WRITTEN EXERCISE: Work out how many lines of the listing hold the string "title", then answer with that number and nothing else.

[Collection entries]
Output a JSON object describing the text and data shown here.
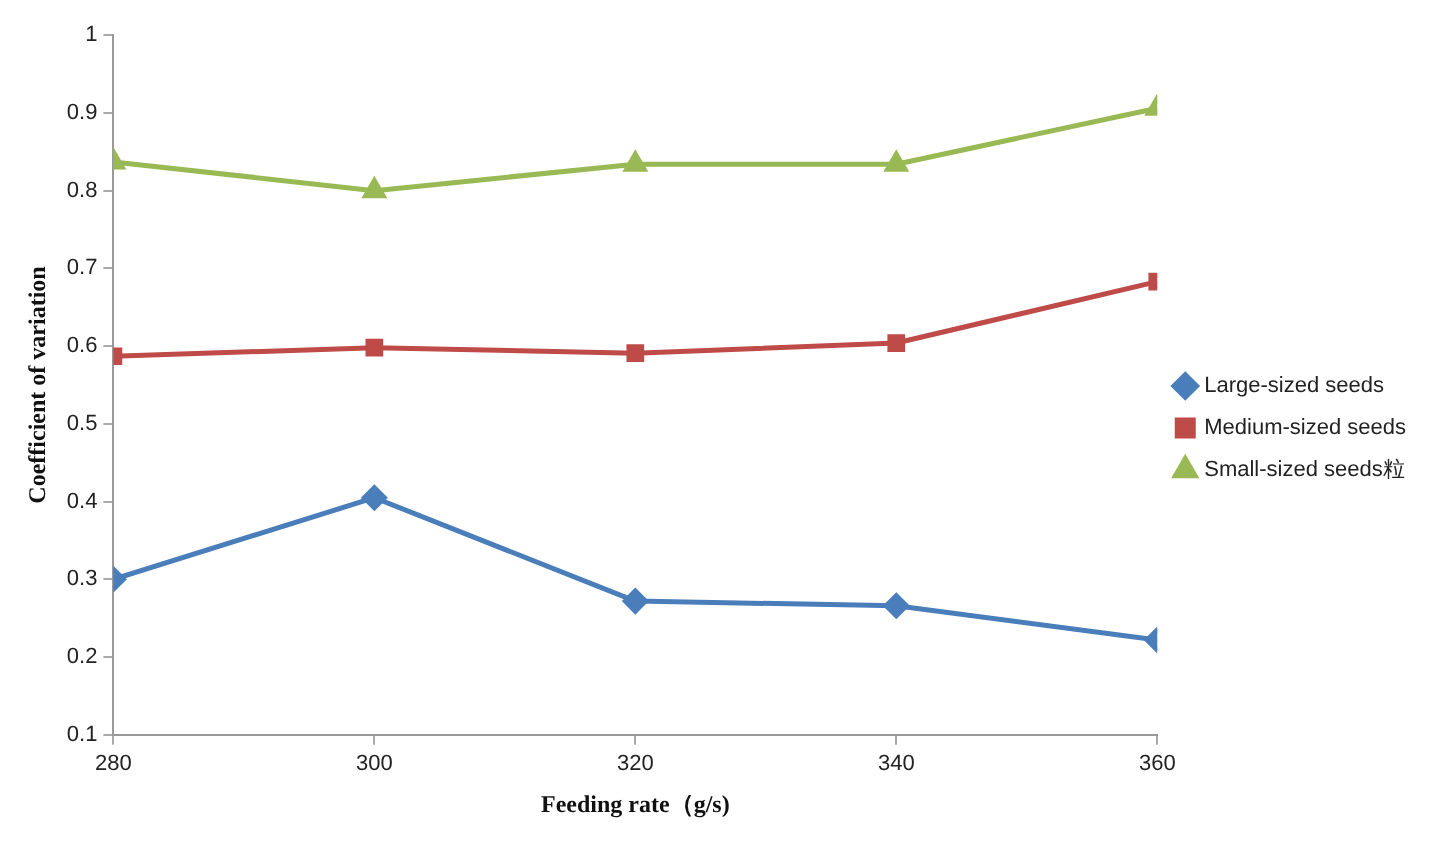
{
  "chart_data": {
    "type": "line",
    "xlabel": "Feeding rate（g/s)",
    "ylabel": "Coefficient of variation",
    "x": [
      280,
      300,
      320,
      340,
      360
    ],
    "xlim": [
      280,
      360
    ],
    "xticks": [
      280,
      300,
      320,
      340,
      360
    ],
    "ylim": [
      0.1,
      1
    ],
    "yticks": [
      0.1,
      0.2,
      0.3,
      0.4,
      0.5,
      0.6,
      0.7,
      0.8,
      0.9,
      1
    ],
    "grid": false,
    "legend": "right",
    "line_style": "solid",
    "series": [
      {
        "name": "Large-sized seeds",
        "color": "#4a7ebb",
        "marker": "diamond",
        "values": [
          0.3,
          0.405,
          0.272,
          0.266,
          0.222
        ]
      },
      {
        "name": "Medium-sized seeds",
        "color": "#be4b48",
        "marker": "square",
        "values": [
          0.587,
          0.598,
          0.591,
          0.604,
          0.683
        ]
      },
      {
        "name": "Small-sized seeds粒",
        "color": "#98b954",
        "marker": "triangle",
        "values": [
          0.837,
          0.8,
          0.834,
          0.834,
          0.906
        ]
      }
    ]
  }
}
==
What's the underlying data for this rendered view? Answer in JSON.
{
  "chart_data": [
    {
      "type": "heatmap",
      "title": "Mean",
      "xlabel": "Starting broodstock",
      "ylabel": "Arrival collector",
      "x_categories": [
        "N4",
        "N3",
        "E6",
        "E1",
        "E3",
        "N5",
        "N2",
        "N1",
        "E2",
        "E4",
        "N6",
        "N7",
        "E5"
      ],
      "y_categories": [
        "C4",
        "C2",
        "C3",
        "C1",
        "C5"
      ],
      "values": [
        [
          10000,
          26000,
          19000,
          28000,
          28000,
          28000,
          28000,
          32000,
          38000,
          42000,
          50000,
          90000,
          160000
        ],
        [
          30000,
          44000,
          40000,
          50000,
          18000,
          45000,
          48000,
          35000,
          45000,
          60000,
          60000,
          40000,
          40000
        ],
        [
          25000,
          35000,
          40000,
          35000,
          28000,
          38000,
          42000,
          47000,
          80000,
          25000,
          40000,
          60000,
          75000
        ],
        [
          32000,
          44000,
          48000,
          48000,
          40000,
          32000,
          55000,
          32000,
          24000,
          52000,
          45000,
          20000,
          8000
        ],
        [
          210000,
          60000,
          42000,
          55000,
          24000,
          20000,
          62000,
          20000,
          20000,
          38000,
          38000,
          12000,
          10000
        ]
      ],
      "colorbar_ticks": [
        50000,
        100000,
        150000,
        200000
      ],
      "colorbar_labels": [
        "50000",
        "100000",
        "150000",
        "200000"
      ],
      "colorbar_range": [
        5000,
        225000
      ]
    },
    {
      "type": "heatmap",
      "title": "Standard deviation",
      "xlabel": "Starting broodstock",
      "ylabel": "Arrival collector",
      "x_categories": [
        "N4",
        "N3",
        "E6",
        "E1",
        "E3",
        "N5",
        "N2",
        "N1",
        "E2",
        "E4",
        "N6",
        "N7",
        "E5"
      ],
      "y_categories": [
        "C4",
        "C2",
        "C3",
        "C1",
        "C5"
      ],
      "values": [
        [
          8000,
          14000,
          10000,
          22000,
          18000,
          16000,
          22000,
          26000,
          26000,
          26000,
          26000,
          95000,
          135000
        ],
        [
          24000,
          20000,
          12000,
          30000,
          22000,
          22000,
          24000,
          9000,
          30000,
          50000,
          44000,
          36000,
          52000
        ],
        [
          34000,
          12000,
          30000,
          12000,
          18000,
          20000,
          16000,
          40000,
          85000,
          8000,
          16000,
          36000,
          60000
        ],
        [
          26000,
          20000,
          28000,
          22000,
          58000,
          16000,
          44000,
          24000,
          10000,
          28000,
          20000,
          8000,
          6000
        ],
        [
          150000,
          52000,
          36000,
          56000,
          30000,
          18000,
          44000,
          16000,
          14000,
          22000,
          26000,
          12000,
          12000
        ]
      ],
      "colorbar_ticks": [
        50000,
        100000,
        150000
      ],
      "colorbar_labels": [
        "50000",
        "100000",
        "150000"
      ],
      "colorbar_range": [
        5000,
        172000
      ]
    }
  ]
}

RESPONSE: 2